The big city population paradox: Large cities on the coasts are getting richer but are losing their electoral and representative power. The most populated 10 percent of states show an all-time high level of total income compared to the rest of the states. However, the five largest states have less representation — relative to the national average — than at any other time on record.

Amazon chose New York City and Washington, D.C. for its two new headquarters campus sites last week, and the choice of these cities created some controversy. Many in the press and local government leaders feel that it is wasteful to use public funds and tax credits to lure the very large and financially secure Amazon to their cities, and that communities in need of additional public services and infrastructure should not be handing out billions of dollars in incentives to Jeff Bezos, the richest man on the planet.

While these concerns will probably recede from the front page in the coming weeks, the choice of these large East Coast cities will affect representative government in the U.S. for many decades to come. The largest cities in the U.S. are indeed attracting large companies, who want access to their educated workforces and young, technology-savvy job candidate pools. But as big cities grow larger, their voice in the Senate and in the electoral college does not rise accordingly.

While more and more people flock to the cities on the coasts, their representation and influence in Congress decreases, relative to the rest of the country. With two senators per state, no matter what the population of the state, the representation in the Senate of the large populations becomes diluted. The power also shifts in the electoral college, where votes are based on a state’s representation in the Senate and House of Representatives. The framers of the constitution crafted the rules this way, so that low population states would not be forgotten and would remain a strong voice in the growth of the nation no matter where the citizens flocked.

→ Exercise task 1
According to the text on big city population, which two cities did Amazon choose for its new headquarters campus sites?
→ Exercise task 2
Copy out the rows word for word, covering everything from the first row down to the line that contains "x-tick-label: 26.05.2025: [100, 278, 112, 336]", with both of those included.

→ Records shown
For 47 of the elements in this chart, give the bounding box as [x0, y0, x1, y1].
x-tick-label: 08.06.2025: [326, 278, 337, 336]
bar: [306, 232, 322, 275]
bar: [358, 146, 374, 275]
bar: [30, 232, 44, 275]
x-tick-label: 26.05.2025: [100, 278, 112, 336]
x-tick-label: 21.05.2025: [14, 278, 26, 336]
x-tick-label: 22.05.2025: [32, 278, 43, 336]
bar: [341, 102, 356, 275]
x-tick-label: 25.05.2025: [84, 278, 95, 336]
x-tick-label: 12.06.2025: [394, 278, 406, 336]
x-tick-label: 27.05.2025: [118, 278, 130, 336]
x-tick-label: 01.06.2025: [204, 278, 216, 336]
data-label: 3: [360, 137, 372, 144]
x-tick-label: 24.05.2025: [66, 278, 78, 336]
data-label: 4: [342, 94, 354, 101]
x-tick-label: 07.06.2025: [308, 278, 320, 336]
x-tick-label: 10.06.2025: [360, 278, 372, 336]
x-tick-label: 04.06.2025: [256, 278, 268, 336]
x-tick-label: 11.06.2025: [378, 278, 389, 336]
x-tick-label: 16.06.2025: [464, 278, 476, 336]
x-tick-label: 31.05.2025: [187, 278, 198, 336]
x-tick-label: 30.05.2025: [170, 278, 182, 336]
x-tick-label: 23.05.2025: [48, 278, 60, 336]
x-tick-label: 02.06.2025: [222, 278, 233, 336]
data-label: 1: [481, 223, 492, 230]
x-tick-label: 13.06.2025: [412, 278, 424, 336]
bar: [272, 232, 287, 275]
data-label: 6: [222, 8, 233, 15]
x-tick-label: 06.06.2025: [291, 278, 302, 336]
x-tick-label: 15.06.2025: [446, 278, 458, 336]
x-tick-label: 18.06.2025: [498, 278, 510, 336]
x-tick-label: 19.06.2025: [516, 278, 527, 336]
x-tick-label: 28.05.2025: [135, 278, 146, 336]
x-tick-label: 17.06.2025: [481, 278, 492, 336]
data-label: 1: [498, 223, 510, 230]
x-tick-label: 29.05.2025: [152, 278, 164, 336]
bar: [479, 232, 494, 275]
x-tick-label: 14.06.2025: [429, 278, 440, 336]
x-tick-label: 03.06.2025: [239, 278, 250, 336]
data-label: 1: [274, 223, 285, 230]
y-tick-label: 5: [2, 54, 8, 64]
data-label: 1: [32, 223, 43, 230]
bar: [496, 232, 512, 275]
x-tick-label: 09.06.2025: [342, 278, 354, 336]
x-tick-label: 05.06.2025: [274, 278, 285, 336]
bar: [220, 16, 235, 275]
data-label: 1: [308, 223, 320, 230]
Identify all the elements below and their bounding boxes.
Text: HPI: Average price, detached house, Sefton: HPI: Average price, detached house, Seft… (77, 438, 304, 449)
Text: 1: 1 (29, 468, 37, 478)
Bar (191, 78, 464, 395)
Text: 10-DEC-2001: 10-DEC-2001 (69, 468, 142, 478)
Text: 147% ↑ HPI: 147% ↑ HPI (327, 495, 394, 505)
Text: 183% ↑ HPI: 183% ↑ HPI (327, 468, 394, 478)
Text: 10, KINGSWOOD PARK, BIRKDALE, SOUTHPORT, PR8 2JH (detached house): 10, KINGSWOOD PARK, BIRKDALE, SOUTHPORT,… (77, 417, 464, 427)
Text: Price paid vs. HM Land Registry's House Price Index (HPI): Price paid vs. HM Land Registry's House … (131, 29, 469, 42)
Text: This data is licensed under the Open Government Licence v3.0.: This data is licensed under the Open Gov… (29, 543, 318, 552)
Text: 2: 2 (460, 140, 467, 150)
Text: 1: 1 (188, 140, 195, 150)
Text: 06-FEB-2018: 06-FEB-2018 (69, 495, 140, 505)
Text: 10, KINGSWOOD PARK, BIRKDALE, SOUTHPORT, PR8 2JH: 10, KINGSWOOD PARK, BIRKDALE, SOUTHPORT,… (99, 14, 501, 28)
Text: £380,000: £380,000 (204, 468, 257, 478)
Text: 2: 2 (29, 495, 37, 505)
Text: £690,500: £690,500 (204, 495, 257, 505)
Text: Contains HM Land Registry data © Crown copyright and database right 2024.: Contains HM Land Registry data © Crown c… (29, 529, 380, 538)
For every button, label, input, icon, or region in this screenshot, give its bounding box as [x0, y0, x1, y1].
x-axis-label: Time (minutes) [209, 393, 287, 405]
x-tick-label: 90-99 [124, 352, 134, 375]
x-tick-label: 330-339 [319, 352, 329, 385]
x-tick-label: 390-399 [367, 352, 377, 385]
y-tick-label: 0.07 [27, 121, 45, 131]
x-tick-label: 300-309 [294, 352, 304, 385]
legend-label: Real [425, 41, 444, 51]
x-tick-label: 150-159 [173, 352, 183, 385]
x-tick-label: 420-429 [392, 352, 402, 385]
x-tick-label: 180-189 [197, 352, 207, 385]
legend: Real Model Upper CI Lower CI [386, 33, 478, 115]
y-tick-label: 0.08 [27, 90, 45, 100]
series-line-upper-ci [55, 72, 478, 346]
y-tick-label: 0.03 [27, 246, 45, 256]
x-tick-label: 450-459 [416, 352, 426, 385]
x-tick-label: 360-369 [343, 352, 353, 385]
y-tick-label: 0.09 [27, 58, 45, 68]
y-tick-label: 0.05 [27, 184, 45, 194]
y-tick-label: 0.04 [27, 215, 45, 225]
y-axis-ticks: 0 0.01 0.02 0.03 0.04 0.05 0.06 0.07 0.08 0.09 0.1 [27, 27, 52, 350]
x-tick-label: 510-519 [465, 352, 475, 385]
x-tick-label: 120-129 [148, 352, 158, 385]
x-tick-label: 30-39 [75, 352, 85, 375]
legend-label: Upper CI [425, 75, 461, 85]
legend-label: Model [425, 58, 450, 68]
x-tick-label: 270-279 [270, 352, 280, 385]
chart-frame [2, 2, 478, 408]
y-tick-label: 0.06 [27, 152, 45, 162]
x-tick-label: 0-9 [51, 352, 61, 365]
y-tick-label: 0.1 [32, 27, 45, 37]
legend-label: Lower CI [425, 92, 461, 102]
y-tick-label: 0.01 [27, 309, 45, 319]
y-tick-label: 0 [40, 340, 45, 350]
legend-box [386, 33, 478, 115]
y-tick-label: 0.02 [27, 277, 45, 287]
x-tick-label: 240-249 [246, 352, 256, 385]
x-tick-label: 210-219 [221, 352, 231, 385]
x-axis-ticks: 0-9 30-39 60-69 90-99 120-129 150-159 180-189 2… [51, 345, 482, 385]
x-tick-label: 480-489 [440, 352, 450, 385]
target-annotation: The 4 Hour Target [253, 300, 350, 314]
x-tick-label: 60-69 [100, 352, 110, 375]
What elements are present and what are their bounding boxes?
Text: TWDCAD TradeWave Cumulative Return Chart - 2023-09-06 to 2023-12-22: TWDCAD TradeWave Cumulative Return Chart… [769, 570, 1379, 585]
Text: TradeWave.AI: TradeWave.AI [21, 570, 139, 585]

→ Right answer 1
New York City and Washington, D.C.

→ Right answer 2
For 47 of the elements in this chart, give the bounding box as [x0, y0, x1, y1].
x-tick-label: 08.06.2025: [326, 278, 337, 336]
bar: [306, 232, 322, 275]
bar: [358, 146, 374, 275]
bar: [30, 232, 44, 275]
x-tick-label: 26.05.2025: [100, 278, 112, 336]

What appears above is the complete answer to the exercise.